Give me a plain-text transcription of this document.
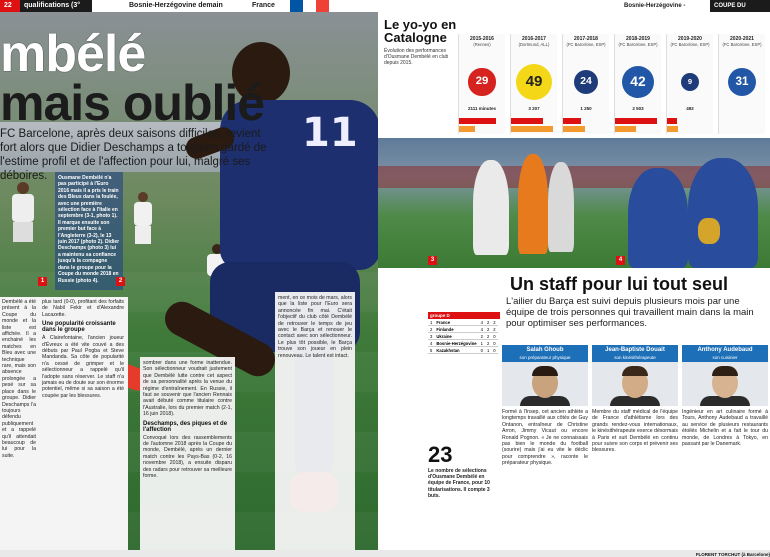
22	qualifications (3°	Bosnie-Herzégovine demain	France	Bosnie-Herzégovine -	COUPE DU
11
mbélé
mais oublié
FC Barcelone, après deux saisons difficiles, revient fort alors que Didier Deschamps a toujours gardé de l'estime profil et de l'affection pour lui, malgré ses déboires.	Ousmane Dembélé n'a pas participé à l'Euro 2016 mais il a pris le train des Bleus dans la foulée, avec une première sélection face à l'Italie en septembre (3-1, photo 1). Il marque ensuite son premier but face à l'Angleterre (3-2), le 13 juin 2017 (photo 2). Didier Deschamps (photo 3) lui a maintenu sa confiance jusqu'à la compagne dans le groupe pour la Coupe du monde 2018 en Russie (photo 4).
1	2
Dembélé a été présent à la Coupe du monde et la liste est affichée. Il a enchainé les matches en Bleu avec une technique rare, mais son absence prolongée a pesé sur sa place dans le groupe. Didier Deschamps l'a toujours défendu publiquement et a rappelé qu'il attendait beaucoup de lui pour la suite.
plus tard (0-0), profitant des forfaits de Nabil Fekir et d'Alexandre Lacazette.
Une popularité croissante dans le groupe
À Clairefontaine, l'ancien joueur d'Évreux a été vite couvé a des débuts par Paul Pogba et Steve Mandanda. Sa côte de popularité n'a cessé de grimper et le sélectionneur a rappelé qu'il l'adopte sans réserver. Le staff n'a jamais eu de doute sur son énorme potentiel, même si sa saison a été coupée par les blessures.
sombrer dans une forme inattendue. Son sélectionneur voudrait justement que Dembélé lutte contre cet aspect de sa personnalité après la venue du régime d'entraînement. En Russie, il faut se souvenir que l'ancien Rennais avait débuté comme titulaire contre l'Australie, lors du premier match (2-1, 16 juin 2018).
Deschamps, des piques et de l'affection
Convoqué lors des rassemblements de l'automne 2018 après la Coupe du monde, Dembélé, après un dernier match contre les Pays-Bas (0-2, 16 novembre 2018), a ensuite disparu des radars pour retrouver sa meilleure forme.
ment, en ce mois de mars, alors que la liste pour l'Euro sera annoncée fin mai. C'était l'objectif du club côté Dembélé de retrouver le temps de jeu avec le Barça et renouer le contact avec son sélectionneur. Le plus tôt possible, le Barça trouve son joueur en plein renouveau. Le talent est intact.
Le yo-yo en Catalogne
Évolution des performances d'Ousmane Dembélé en club depuis 2015.
2015-2016
(Rennes)
29
2111 minutes
2016-2017
(Dortmund, ALL)
49
3 207
2017-2018
(FC Barcelone, ESP)
24
1 250
2018-2019
(FC Barcelone, ESP)
42
2 503
2019-2020
(FC Barcelone, ESP)
9
492
2020-2021
(FC Barcelone, ESP)
31
3	4
Un staff pour lui tout seul
L'ailier du Barça est suivi depuis plusieurs mois par une équipe de trois personnes qui travaillent main dans la main pour optimiser ses performances.
groupe D
1	France	4	2	2
2	Finlande	4	2	2
3	Ukraine	2	2	0
4	Bosnie-Herzégovine	1	2	0
5	Kazakhstan	0	1	0
23
Le nombre de sélections d'Ousmane Dembélé en équipe de France, pour 10 titularisations. Il compte 3 buts.
Salah Ghoub
son préparateur physique
Formé à l'Insep, cet ancien athlète a longtemps travaillé aux côtés de Guy Ontanon, entraîneur de Christine Arron, Jimmy Vicaut ou encore Ronald Pognon. « Je ne connaissais pas bien le monde du football (sourire) mais j'ai eu vite le déclic pour comprendre », raconte le préparateur physique.
Jean-Baptiste Douait
son kinésithérapeute
Membre du staff médical de l'équipe de France d'athlétisme lors des grands rendez-vous internationaux, le kinésithérapeute exerce désormais à Paris et suit Dembélé en continu pour suivre son corps et prévenir ses blessures.
Anthony Audebaud
son cuisinier
Ingénieur en art culinaire formé à Tours, Anthony Audebaud a travaillé au service de plusieurs restaurants étoilés Michelin et a fait le tour du monde, de Londres à Tokyo, en passant par le Danemark.
FLORENT TORCHUT (à Barcelone)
_____
Your instructions:
Report how many lines of the listing above include the word "contre". Say nothing but the number.

Reply:
2